====== ITEMS ======

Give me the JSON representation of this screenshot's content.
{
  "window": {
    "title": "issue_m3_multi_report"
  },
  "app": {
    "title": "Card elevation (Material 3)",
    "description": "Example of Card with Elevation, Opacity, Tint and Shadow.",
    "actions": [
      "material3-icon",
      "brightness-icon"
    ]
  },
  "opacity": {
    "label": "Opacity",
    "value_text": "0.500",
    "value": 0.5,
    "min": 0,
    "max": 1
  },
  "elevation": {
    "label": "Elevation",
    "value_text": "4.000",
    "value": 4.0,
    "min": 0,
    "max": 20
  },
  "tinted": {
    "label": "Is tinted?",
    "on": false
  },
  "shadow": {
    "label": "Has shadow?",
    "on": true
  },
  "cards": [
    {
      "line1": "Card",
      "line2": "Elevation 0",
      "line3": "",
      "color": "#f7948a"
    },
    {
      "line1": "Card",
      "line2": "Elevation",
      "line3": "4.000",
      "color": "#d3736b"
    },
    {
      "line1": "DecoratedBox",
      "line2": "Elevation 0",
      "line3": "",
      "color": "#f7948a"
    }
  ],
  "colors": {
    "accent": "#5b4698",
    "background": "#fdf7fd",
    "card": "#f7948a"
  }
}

======

Repeat the material above exactly.

Give me the JSON representation of this screenshot's content.
{
  "window": {
    "title": "issue_m3_multi_report"
  },
  "app": {
    "title": "Card elevation (Material 3)",
    "description": "Example of Card with Elevation, Opacity, Tint and Shadow.",
    "actions": [
      "material3-icon",
      "brightness-icon"
    ]
  },
  "opacity": {
    "label": "Opacity",
    "value_text": "0.500",
    "value": 0.5,
    "min": 0,
    "max": 1
  },
  "elevation": {
    "label": "Elevation",
    "value_text": "4.000",
    "value": 4.0,
    "min": 0,
    "max": 20
  },
  "tinted": {
    "label": "Is tinted?",
    "on": false
  },
  "shadow": {
    "label": "Has shadow?",
    "on": true
  },
  "cards": [
    {
      "line1": "Card",
      "line2": "Elevation 0",
      "line3": "",
      "color": "#f7948a"
    },
    {
      "line1": "Card",
      "line2": "Elevation",
      "line3": "4.000",
      "color": "#d3736b"
    },
    {
      "line1": "DecoratedBox",
      "line2": "Elevation 0",
      "line3": "",
      "color": "#f7948a"
    }
  ],
  "colors": {
    "accent": "#5b4698",
    "background": "#fdf7fd",
    "card": "#f7948a"
  }
}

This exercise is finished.